━━ Dataset content

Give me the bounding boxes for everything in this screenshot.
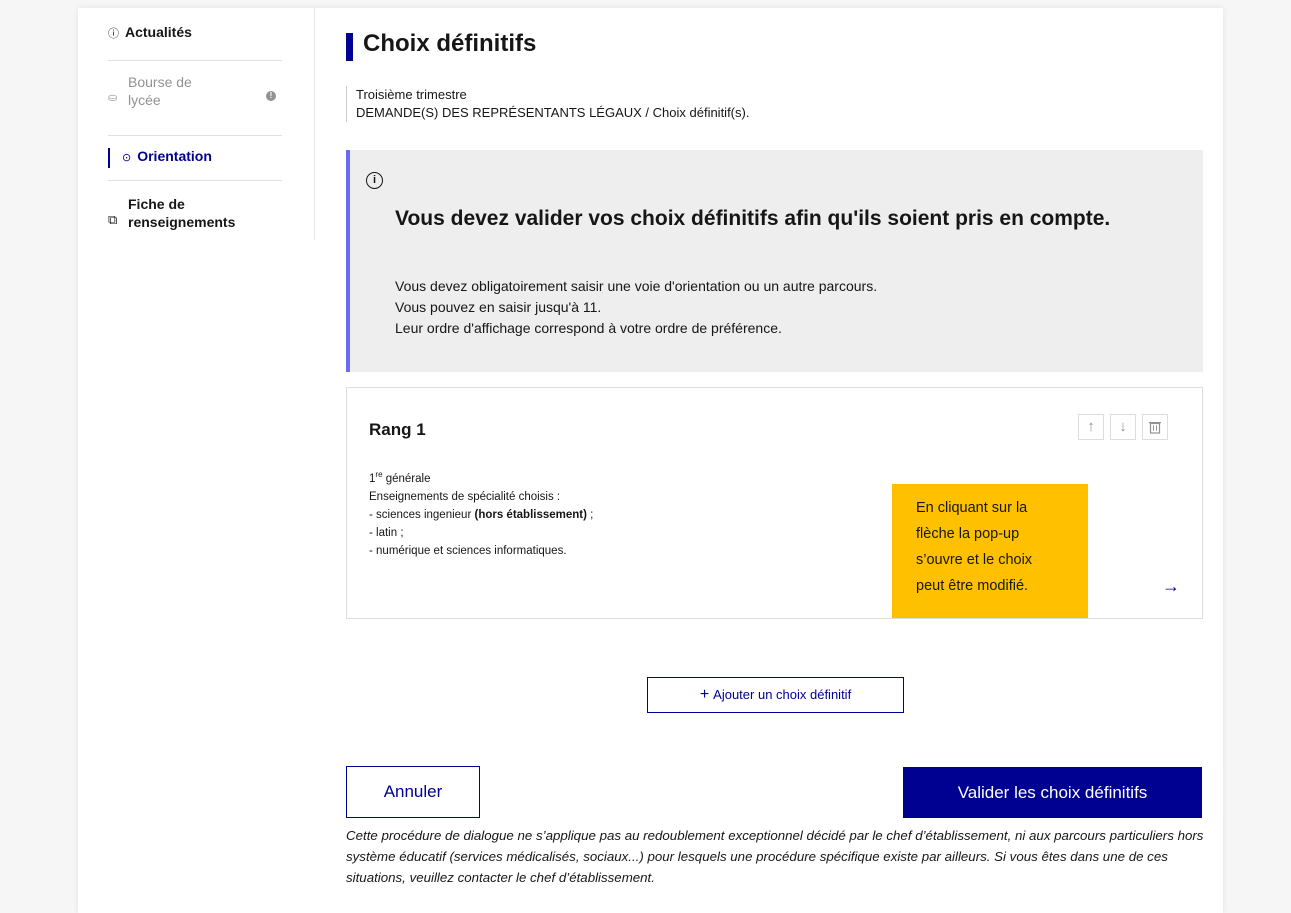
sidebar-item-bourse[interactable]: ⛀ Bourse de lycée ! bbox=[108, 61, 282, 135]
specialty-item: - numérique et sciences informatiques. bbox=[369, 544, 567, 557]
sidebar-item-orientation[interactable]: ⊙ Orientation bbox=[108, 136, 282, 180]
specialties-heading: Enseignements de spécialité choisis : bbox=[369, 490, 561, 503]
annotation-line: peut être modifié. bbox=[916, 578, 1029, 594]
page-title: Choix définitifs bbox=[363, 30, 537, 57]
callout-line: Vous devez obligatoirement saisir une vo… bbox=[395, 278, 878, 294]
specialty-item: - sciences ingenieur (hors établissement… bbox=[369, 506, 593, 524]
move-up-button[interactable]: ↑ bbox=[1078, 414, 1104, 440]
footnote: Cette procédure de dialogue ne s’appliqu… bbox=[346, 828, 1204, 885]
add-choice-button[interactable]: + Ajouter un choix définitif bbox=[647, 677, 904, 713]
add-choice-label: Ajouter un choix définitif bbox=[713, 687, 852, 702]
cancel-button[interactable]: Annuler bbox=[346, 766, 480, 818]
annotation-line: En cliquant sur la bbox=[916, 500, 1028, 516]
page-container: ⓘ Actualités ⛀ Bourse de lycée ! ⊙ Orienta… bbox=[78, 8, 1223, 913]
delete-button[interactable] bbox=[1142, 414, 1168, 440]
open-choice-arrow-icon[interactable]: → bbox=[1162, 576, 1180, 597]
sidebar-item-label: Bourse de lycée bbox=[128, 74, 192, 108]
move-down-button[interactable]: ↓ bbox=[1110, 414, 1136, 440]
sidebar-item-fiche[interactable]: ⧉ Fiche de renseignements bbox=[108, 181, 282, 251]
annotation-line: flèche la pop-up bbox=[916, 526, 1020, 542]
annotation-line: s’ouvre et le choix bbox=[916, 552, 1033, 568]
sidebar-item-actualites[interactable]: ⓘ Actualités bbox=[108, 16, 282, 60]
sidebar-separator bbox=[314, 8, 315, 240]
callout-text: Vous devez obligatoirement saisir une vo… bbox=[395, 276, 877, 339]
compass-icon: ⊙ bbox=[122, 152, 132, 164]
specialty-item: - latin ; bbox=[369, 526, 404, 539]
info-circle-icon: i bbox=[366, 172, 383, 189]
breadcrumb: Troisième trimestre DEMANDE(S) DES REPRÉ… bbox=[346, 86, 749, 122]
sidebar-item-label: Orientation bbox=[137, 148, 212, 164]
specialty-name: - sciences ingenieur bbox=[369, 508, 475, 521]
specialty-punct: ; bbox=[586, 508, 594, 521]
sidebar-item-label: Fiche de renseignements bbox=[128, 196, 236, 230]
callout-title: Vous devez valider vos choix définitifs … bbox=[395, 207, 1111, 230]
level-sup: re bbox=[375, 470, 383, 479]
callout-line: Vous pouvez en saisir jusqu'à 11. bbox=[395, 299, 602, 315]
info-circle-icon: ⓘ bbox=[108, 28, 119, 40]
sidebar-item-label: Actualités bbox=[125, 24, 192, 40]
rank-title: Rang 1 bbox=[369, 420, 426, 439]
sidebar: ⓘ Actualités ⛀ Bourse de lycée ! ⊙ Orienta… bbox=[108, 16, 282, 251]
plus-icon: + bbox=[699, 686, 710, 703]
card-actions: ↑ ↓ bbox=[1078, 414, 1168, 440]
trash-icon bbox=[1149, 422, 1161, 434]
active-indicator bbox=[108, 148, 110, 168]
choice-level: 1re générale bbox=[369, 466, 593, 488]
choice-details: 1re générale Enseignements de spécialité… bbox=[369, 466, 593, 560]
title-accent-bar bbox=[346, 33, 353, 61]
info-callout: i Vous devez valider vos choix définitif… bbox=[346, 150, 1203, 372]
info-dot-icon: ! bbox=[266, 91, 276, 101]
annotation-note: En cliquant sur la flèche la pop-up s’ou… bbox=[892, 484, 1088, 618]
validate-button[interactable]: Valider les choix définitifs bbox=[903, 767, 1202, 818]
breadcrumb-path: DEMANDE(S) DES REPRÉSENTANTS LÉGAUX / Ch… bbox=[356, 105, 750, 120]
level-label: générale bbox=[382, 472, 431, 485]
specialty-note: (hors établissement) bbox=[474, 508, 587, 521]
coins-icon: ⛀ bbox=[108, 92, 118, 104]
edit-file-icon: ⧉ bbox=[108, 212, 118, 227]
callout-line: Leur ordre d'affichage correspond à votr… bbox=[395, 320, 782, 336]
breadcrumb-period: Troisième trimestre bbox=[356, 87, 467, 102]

━━━━

Return, unchanged, the part of the listing that opens with the line containing "sidebar-item-bourse[interactable]: ⛀ Bourse" and closes with the line containing "footnote: Cette procédure", including both of those lines.

**Written answer**
sidebar-item-bourse[interactable]: ⛀ Bourse de lycée ! bbox=[108, 61, 282, 135]
specialty-item: - numérique et sciences informatiques. bbox=[369, 544, 567, 557]
sidebar-item-orientation[interactable]: ⊙ Orientation bbox=[108, 136, 282, 180]
specialties-heading: Enseignements de spécialité choisis : bbox=[369, 490, 561, 503]
annotation-line: peut être modifié. bbox=[916, 578, 1029, 594]
page-title: Choix définitifs bbox=[363, 30, 537, 57]
callout-line: Vous devez obligatoirement saisir une vo… bbox=[395, 278, 878, 294]
specialty-item: - sciences ingenieur (hors établissement… bbox=[369, 506, 593, 524]
move-up-button[interactable]: ↑ bbox=[1078, 414, 1104, 440]
footnote: Cette procédure de dialogue ne s’appliqu… bbox=[346, 828, 1204, 885]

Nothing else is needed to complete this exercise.